▶ Stated goal
Reproduce the material below with "document-title" swapped for "page-title" and everything else left unchanged. Leave the pictures out of your answer.

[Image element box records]
──────
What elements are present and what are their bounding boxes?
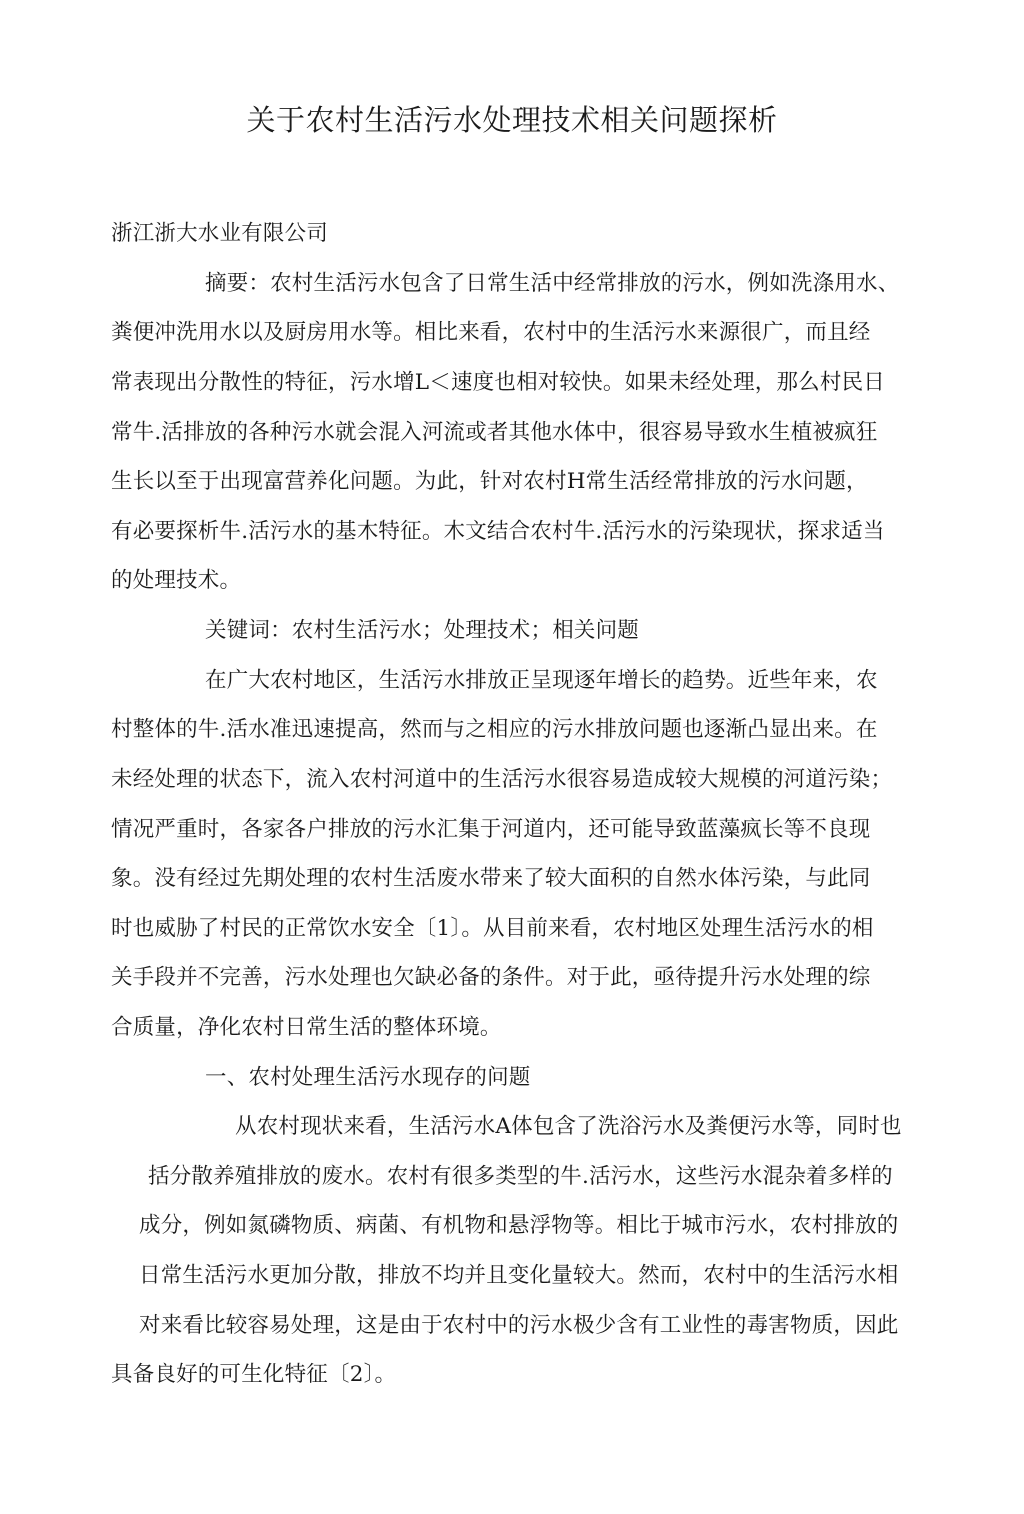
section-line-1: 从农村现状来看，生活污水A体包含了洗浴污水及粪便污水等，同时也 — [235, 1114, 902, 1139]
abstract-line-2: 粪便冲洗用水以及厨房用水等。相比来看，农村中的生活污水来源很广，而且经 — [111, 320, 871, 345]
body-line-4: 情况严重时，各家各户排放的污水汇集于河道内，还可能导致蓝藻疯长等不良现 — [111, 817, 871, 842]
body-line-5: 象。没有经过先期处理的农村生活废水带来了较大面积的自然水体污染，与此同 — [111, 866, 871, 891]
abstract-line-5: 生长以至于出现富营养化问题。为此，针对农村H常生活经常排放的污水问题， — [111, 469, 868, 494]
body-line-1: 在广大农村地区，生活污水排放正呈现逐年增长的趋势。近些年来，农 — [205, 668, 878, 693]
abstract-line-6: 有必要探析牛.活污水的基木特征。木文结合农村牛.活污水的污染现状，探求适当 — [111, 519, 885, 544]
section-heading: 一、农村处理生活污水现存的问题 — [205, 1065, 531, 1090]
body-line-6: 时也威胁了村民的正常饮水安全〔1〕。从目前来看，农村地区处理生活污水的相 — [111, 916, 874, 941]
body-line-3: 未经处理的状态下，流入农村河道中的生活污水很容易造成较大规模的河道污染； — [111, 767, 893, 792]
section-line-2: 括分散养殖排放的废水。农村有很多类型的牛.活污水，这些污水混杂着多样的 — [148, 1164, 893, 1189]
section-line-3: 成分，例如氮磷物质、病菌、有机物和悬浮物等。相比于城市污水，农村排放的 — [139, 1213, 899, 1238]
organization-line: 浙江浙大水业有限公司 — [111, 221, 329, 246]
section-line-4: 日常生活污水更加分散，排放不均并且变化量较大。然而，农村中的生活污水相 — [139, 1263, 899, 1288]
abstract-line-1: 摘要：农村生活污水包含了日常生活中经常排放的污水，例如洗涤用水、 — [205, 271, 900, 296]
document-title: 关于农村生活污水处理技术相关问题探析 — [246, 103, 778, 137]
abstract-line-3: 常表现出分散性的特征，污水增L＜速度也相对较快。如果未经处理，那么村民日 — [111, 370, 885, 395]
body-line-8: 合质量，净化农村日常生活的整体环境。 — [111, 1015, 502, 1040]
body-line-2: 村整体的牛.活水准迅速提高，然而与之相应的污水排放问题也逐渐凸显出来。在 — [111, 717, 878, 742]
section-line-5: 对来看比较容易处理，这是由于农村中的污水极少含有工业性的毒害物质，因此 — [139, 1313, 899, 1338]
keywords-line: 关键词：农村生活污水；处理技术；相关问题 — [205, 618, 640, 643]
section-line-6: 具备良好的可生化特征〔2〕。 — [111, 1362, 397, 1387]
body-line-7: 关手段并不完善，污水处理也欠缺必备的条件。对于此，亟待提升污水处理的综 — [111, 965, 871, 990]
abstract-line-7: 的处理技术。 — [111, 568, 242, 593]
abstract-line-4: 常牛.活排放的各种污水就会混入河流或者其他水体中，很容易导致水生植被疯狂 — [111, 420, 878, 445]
──────
▶ Expected output
What elements are present and what are their bounding boxes?
section-line-1: 从农村现状来看，生活污水A体包含了洗浴污水及粪便污水等，同时也 — [235, 1114, 902, 1139]
abstract-line-2: 粪便冲洗用水以及厨房用水等。相比来看，农村中的生活污水来源很广，而且经 — [111, 320, 871, 345]
body-line-4: 情况严重时，各家各户排放的污水汇集于河道内，还可能导致蓝藻疯长等不良现 — [111, 817, 871, 842]
body-line-5: 象。没有经过先期处理的农村生活废水带来了较大面积的自然水体污染，与此同 — [111, 866, 871, 891]
abstract-line-5: 生长以至于出现富营养化问题。为此，针对农村H常生活经常排放的污水问题， — [111, 469, 868, 494]
body-line-1: 在广大农村地区，生活污水排放正呈现逐年增长的趋势。近些年来，农 — [205, 668, 878, 693]
abstract-line-6: 有必要探析牛.活污水的基木特征。木文结合农村牛.活污水的污染现状，探求适当 — [111, 519, 885, 544]
section-heading: 一、农村处理生活污水现存的问题 — [205, 1065, 531, 1090]
body-line-6: 时也威胁了村民的正常饮水安全〔1〕。从目前来看，农村地区处理生活污水的相 — [111, 916, 874, 941]
body-line-3: 未经处理的状态下，流入农村河道中的生活污水很容易造成较大规模的河道污染； — [111, 767, 893, 792]
section-line-2: 括分散养殖排放的废水。农村有很多类型的牛.活污水，这些污水混杂着多样的 — [148, 1164, 893, 1189]
section-line-3: 成分，例如氮磷物质、病菌、有机物和悬浮物等。相比于城市污水，农村排放的 — [139, 1213, 899, 1238]
organization-line: 浙江浙大水业有限公司 — [111, 221, 329, 246]
section-line-4: 日常生活污水更加分散，排放不均并且变化量较大。然而，农村中的生活污水相 — [139, 1263, 899, 1288]
abstract-line-1: 摘要：农村生活污水包含了日常生活中经常排放的污水，例如洗涤用水、 — [205, 271, 900, 296]
page-title: 关于农村生活污水处理技术相关问题探析 — [246, 103, 778, 137]
abstract-line-3: 常表现出分散性的特征，污水增L＜速度也相对较快。如果未经处理，那么村民日 — [111, 370, 885, 395]
body-line-8: 合质量，净化农村日常生活的整体环境。 — [111, 1015, 502, 1040]
body-line-2: 村整体的牛.活水准迅速提高，然而与之相应的污水排放问题也逐渐凸显出来。在 — [111, 717, 878, 742]
section-line-5: 对来看比较容易处理，这是由于农村中的污水极少含有工业性的毒害物质，因此 — [139, 1313, 899, 1338]
keywords-line: 关键词：农村生活污水；处理技术；相关问题 — [205, 618, 640, 643]
section-line-6: 具备良好的可生化特征〔2〕。 — [111, 1362, 397, 1387]
body-line-7: 关手段并不完善，污水处理也欠缺必备的条件。对于此，亟待提升污水处理的综 — [111, 965, 871, 990]
abstract-line-7: 的处理技术。 — [111, 568, 242, 593]
abstract-line-4: 常牛.活排放的各种污水就会混入河流或者其他水体中，很容易导致水生植被疯狂 — [111, 420, 878, 445]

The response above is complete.